[Dataset rows]
____________________

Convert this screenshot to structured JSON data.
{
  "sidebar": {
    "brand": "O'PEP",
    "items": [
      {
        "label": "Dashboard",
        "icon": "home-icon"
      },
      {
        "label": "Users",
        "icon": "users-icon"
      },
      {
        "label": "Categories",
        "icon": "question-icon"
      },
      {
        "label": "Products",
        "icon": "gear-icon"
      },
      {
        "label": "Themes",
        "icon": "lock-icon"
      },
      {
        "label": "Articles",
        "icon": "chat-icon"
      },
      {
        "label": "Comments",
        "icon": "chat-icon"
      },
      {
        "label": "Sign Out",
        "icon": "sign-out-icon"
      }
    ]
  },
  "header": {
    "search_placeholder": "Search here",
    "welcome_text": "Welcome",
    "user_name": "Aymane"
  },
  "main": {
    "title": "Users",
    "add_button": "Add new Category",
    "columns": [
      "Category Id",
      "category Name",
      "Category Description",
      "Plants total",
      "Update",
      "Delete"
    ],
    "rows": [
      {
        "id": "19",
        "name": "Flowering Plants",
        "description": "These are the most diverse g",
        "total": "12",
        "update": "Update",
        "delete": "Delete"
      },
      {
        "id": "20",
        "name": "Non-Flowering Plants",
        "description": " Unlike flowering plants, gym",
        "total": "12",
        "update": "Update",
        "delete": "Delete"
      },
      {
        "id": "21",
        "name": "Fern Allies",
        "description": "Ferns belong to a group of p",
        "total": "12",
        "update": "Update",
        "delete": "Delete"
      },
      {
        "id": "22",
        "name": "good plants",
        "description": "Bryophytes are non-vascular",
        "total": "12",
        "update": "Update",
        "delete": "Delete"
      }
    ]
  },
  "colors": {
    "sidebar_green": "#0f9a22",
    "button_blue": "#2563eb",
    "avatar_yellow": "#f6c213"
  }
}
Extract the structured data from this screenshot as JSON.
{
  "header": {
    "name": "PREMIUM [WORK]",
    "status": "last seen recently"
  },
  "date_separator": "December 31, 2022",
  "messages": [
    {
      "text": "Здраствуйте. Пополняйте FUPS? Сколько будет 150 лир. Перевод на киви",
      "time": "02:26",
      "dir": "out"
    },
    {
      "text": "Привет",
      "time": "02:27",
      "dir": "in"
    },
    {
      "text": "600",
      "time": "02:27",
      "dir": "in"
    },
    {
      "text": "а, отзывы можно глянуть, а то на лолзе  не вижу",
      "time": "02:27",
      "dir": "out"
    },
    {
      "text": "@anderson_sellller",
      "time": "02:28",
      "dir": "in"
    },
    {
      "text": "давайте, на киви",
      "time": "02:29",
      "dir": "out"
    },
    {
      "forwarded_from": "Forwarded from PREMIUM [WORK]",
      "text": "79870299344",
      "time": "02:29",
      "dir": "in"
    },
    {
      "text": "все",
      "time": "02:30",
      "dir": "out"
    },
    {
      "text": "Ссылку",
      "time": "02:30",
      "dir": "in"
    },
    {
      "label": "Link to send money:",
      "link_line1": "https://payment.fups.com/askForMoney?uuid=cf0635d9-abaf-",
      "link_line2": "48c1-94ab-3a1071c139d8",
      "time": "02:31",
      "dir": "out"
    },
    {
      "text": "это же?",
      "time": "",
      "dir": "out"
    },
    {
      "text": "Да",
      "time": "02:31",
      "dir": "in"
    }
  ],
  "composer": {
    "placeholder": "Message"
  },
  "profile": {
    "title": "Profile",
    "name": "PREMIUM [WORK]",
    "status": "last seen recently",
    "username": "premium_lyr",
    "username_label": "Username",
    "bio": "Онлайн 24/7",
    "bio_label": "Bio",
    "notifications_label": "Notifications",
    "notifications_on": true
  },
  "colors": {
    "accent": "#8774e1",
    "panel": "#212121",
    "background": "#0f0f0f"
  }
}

____________________

▸ DIRECTION: The data above must be returned in full, exactly as written.

▸ REPLY TO THE EXERCISE:
Convert this screenshot to structured JSON data.
{
  "sidebar": {
    "brand": "O'PEP",
    "items": [
      {
        "label": "Dashboard",
        "icon": "home-icon"
      },
      {
        "label": "Users",
        "icon": "users-icon"
      },
      {
        "label": "Categories",
        "icon": "question-icon"
      },
      {
        "label": "Products",
        "icon": "gear-icon"
      },
      {
        "label": "Themes",
        "icon": "lock-icon"
      },
      {
        "label": "Articles",
        "icon": "chat-icon"
      },
      {
        "label": "Comments",
        "icon": "chat-icon"
      },
      {
        "label": "Sign Out",
        "icon": "sign-out-icon"
      }
    ]
  },
  "header": {
    "search_placeholder": "Search here",
    "welcome_text": "Welcome",
    "user_name": "Aymane"
  },
  "main": {
    "title": "Users",
    "add_button": "Add new Category",
    "columns": [
      "Category Id",
      "category Name",
      "Category Description",
      "Plants total",
      "Update",
      "Delete"
    ],
    "rows": [
      {
        "id": "19",
        "name": "Flowering Plants",
        "description": "These are the most diverse g",
        "total": "12",
        "update": "Update",
        "delete": "Delete"
      },
      {
        "id": "20",
        "name": "Non-Flowering Plants",
        "description": " Unlike flowering plants, gym",
        "total": "12",
        "update": "Update",
        "delete": "Delete"
      },
      {
        "id": "21",
        "name": "Fern Allies",
        "description": "Ferns belong to a group of p",
        "total": "12",
        "update": "Update",
        "delete": "Delete"
      },
      {
        "id": "22",
        "name": "good plants",
        "description": "Bryophytes are non-vascular",
        "total": "12",
        "update": "Update",
        "delete": "Delete"
      }
    ]
  },
  "colors": {
    "sidebar_green": "#0f9a22",
    "button_blue": "#2563eb",
    "avatar_yellow": "#f6c213"
  }
}
Extract the structured data from this screenshot as JSON.
{
  "header": {
    "name": "PREMIUM [WORK]",
    "status": "last seen recently"
  },
  "date_separator": "December 31, 2022",
  "messages": [
    {
      "text": "Здраствуйте. Пополняйте FUPS? Сколько будет 150 лир. Перевод на киви",
      "time": "02:26",
      "dir": "out"
    },
    {
      "text": "Привет",
      "time": "02:27",
      "dir": "in"
    },
    {
      "text": "600",
      "time": "02:27",
      "dir": "in"
    },
    {
      "text": "а, отзывы можно глянуть, а то на лолзе  не вижу",
      "time": "02:27",
      "dir": "out"
    },
    {
      "text": "@anderson_sellller",
      "time": "02:28",
      "dir": "in"
    },
    {
      "text": "давайте, на киви",
      "time": "02:29",
      "dir": "out"
    },
    {
      "forwarded_from": "Forwarded from PREMIUM [WORK]",
      "text": "79870299344",
      "time": "02:29",
      "dir": "in"
    },
    {
      "text": "все",
      "time": "02:30",
      "dir": "out"
    },
    {
      "text": "Ссылку",
      "time": "02:30",
      "dir": "in"
    },
    {
      "label": "Link to send money:",
      "link_line1": "https://payment.fups.com/askForMoney?uuid=cf0635d9-abaf-",
      "link_line2": "48c1-94ab-3a1071c139d8",
      "time": "02:31",
      "dir": "out"
    },
    {
      "text": "это же?",
      "time": "",
      "dir": "out"
    },
    {
      "text": "Да",
      "time": "02:31",
      "dir": "in"
    }
  ],
  "composer": {
    "placeholder": "Message"
  },
  "profile": {
    "title": "Profile",
    "name": "PREMIUM [WORK]",
    "status": "last seen recently",
    "username": "premium_lyr",
    "username_label": "Username",
    "bio": "Онлайн 24/7",
    "bio_label": "Bio",
    "notifications_label": "Notifications",
    "notifications_on": true
  },
  "colors": {
    "accent": "#8774e1",
    "panel": "#212121",
    "background": "#0f0f0f"
  }
}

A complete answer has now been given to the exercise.